WRITTEN PROBLEM: Return all of the data exactly as given.

MATERIAL PROVIDED:
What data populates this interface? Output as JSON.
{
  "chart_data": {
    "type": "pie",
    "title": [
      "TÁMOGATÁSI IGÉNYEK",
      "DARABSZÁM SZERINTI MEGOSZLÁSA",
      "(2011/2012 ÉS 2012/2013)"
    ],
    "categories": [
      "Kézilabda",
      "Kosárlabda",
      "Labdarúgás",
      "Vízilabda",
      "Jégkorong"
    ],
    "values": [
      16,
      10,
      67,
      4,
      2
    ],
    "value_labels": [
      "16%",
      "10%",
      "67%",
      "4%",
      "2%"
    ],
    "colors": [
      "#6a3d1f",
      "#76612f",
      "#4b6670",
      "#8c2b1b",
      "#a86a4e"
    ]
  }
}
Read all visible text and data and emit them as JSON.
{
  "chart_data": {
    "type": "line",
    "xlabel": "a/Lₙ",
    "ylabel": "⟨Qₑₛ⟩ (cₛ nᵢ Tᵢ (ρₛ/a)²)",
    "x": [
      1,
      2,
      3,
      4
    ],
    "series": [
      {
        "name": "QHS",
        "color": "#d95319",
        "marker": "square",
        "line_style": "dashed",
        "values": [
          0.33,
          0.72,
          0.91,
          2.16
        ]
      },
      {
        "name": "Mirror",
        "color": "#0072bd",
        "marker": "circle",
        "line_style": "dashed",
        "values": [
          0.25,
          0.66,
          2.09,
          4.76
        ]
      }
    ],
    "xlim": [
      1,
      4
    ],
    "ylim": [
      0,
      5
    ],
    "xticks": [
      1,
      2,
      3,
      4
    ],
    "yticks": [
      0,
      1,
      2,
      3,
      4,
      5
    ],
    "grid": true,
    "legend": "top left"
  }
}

TASK OUTPUT:
What data populates this interface? Output as JSON.
{
  "chart_data": {
    "type": "pie",
    "title": [
      "TÁMOGATÁSI IGÉNYEK",
      "DARABSZÁM SZERINTI MEGOSZLÁSA",
      "(2011/2012 ÉS 2012/2013)"
    ],
    "categories": [
      "Kézilabda",
      "Kosárlabda",
      "Labdarúgás",
      "Vízilabda",
      "Jégkorong"
    ],
    "values": [
      16,
      10,
      67,
      4,
      2
    ],
    "value_labels": [
      "16%",
      "10%",
      "67%",
      "4%",
      "2%"
    ],
    "colors": [
      "#6a3d1f",
      "#76612f",
      "#4b6670",
      "#8c2b1b",
      "#a86a4e"
    ]
  }
}
Read all visible text and data and emit them as JSON.
{
  "chart_data": {
    "type": "line",
    "xlabel": "a/Lₙ",
    "ylabel": "⟨Qₑₛ⟩ (cₛ nᵢ Tᵢ (ρₛ/a)²)",
    "x": [
      1,
      2,
      3,
      4
    ],
    "series": [
      {
        "name": "QHS",
        "color": "#d95319",
        "marker": "square",
        "line_style": "dashed",
        "values": [
          0.33,
          0.72,
          0.91,
          2.16
        ]
      },
      {
        "name": "Mirror",
        "color": "#0072bd",
        "marker": "circle",
        "line_style": "dashed",
        "values": [
          0.25,
          0.66,
          2.09,
          4.76
        ]
      }
    ],
    "xlim": [
      1,
      4
    ],
    "ylim": [
      0,
      5
    ],
    "xticks": [
      1,
      2,
      3,
      4
    ],
    "yticks": [
      0,
      1,
      2,
      3,
      4,
      5
    ],
    "grid": true,
    "legend": "top left"
  }
}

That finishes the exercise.